═════ DOCUMENT EXCERPT ═════

Did a Sea Monster Guard the S.S. Islander's Gold? (Conclusion)

The ill-fated steamship Islander drew treasure hunters right up to 2012! --Wikipedia

It wasn't long after I began researching B.C. and west coast shipwrecks that I first read of the sinking of the S.S. Islander. The Victoria-based coastal passenger liner had struck an iceberg in Alaska's Lynn Canal during the Klondike gold rush.

Little did I realize that the day would come when I'd have a direct connection to this historic tragedy.

Among the 42 victims of the Islander were Andrew (Andres) Keating Sr. and his two sons. Keating, who was so rich that he'd once owned much of downtown Los Angeles, had retired to the Cowichan Valley, bought up 1000s of acres, and built one of the most unusual manor houses in the province.

The property on which I have my home, on Koksilah Ridge just south of Duncan, was subdivided from the large Keating estate which has since been reduced to 50 acres. Fortunately, his iconic mansion, my one-of-a-kind neighbour, has been restored.

There are three fascinating elements to the story of the S.S. Islander: her inexcusable sinking with great loss of life, the subsequent attempts to salvage her reputed fortune in gold, and Andrew Keating.

═════ STORED ROWS ═════

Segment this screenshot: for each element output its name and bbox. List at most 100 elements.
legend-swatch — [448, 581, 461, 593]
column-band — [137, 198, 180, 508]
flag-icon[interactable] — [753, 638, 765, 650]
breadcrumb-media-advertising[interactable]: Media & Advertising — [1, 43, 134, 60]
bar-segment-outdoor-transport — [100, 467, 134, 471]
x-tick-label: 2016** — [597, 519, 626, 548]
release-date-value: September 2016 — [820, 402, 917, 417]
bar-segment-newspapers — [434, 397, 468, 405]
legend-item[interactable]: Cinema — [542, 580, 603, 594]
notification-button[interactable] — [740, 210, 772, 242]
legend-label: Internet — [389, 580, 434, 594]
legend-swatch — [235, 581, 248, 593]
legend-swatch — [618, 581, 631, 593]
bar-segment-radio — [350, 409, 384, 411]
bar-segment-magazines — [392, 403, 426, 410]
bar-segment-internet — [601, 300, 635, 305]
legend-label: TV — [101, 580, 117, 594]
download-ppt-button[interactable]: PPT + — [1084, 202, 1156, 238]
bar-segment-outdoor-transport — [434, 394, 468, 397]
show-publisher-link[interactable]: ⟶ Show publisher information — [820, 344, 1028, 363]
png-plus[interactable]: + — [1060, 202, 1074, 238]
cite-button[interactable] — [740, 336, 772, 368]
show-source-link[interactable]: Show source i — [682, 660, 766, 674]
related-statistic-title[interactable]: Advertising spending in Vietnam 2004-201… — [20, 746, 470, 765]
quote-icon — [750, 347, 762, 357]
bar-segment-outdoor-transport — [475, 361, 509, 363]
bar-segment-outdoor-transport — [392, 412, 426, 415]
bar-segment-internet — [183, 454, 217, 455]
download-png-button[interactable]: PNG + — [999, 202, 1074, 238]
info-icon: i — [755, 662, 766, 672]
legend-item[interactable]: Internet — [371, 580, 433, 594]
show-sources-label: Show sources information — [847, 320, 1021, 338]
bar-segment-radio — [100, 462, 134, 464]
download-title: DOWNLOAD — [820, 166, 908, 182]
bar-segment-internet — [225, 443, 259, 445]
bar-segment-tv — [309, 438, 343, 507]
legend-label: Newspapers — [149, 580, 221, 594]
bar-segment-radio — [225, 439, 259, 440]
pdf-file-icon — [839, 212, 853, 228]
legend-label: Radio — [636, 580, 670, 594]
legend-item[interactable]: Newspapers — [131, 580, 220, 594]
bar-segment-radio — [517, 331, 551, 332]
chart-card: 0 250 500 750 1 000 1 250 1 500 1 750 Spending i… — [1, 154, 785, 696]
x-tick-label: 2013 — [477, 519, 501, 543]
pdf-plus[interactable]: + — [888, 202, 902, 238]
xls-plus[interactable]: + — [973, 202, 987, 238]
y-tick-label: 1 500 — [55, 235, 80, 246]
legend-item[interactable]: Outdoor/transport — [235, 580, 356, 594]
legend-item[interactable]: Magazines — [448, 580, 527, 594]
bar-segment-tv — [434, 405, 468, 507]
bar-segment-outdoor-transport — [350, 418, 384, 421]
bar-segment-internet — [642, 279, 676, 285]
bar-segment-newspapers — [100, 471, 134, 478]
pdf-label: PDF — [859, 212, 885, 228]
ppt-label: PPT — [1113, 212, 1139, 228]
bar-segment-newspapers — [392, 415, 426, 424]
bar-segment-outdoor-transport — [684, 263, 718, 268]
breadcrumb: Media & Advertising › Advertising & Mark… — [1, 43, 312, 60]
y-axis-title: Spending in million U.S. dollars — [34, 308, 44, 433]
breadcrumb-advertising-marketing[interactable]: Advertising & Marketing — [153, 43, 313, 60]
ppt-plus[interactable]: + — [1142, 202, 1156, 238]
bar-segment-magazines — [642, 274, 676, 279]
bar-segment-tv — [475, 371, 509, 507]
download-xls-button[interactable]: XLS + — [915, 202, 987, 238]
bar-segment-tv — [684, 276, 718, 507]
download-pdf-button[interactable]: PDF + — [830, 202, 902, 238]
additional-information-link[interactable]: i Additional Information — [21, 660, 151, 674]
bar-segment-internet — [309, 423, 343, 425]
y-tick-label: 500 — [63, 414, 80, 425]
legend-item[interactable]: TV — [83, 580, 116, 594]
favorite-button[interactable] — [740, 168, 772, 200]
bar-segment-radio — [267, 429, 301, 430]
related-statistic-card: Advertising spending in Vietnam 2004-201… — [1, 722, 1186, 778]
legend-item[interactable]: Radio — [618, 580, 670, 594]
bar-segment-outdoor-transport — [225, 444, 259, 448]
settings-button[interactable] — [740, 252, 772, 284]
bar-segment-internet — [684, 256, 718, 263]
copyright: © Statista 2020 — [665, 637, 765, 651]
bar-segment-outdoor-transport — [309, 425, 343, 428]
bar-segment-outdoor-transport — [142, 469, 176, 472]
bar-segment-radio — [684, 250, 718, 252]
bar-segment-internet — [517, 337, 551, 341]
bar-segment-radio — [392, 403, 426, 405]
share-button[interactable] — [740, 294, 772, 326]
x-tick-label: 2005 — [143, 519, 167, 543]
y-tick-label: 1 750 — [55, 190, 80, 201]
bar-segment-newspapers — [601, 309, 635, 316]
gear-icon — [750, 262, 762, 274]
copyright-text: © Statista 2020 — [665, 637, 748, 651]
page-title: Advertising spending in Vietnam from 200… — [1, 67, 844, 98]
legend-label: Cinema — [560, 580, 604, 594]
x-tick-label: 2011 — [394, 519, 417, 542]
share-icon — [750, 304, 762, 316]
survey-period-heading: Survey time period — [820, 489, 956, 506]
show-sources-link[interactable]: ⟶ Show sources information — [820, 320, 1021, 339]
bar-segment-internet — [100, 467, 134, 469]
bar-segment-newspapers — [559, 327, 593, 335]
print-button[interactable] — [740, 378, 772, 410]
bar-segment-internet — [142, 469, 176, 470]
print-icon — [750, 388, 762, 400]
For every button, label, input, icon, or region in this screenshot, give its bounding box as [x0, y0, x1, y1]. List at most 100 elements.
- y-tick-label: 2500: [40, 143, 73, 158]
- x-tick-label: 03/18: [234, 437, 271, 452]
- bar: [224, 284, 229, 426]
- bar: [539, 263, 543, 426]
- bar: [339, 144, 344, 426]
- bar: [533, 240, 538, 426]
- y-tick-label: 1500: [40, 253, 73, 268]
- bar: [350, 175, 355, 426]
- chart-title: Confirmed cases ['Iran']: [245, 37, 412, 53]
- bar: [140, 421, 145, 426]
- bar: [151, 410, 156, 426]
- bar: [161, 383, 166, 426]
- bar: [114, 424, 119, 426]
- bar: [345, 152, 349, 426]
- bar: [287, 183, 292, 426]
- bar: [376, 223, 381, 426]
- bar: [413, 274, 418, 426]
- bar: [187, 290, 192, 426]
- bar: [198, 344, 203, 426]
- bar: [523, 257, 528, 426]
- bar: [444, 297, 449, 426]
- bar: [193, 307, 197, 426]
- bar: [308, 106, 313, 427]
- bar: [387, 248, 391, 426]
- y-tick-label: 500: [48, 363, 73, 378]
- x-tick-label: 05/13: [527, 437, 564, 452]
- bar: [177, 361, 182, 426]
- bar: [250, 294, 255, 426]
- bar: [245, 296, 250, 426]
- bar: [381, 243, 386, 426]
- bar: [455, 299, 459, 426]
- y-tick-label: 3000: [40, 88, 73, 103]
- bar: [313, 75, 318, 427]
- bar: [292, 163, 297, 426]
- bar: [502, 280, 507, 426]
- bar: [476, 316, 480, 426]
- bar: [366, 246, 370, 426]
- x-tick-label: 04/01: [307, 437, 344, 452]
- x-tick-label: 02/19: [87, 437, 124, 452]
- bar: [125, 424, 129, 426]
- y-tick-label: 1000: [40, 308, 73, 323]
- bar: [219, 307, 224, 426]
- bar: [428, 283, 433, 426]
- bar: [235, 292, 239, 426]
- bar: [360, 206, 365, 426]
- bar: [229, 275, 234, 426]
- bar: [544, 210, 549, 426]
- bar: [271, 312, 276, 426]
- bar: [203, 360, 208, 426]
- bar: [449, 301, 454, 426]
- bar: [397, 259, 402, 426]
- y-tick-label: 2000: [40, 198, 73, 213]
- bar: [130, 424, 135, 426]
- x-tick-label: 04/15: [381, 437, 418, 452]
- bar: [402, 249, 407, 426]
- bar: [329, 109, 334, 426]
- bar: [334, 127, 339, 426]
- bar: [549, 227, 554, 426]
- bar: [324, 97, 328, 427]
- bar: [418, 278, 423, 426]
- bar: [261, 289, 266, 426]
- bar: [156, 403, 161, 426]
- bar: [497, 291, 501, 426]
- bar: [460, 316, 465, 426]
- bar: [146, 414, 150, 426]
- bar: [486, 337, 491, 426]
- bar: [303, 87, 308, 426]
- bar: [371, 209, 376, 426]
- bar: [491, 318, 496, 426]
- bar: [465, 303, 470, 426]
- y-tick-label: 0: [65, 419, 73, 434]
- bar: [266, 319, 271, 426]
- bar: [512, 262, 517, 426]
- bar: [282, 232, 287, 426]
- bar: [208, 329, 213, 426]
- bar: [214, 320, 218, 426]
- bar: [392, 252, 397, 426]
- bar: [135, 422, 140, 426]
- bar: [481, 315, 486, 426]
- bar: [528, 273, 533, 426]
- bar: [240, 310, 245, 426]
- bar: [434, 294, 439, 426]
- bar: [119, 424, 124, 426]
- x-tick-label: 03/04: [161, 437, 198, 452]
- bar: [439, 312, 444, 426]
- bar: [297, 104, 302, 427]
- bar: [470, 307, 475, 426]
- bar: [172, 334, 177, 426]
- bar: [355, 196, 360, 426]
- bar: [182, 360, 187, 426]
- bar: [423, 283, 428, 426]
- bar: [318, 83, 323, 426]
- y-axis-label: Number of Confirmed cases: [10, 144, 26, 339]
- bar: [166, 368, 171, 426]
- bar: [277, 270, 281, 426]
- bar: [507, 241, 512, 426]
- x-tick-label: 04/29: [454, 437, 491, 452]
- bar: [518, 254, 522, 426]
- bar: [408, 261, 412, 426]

═════

(INSTRUCTION 1):
Answer these questions from the S.S. Islander text.
(a) Where did the Islander strike an iceberg?
(b) How many victims did the Islander sinking have?
(c) To how many acres has the Keating estate been reduced?
(INSTRUCTION 2): List each thing the S.S. Islander text names as fascinating in the story of the ship.

(REPLY 1):
(a) In Alaska's Lynn Canal.
(b) 42.
(c) 50 acres.

(REPLY 2):
- Her inexcusable sinking with great loss of life
- The subsequent attempts to salvage her reputed fortune in gold
- Andrew Keating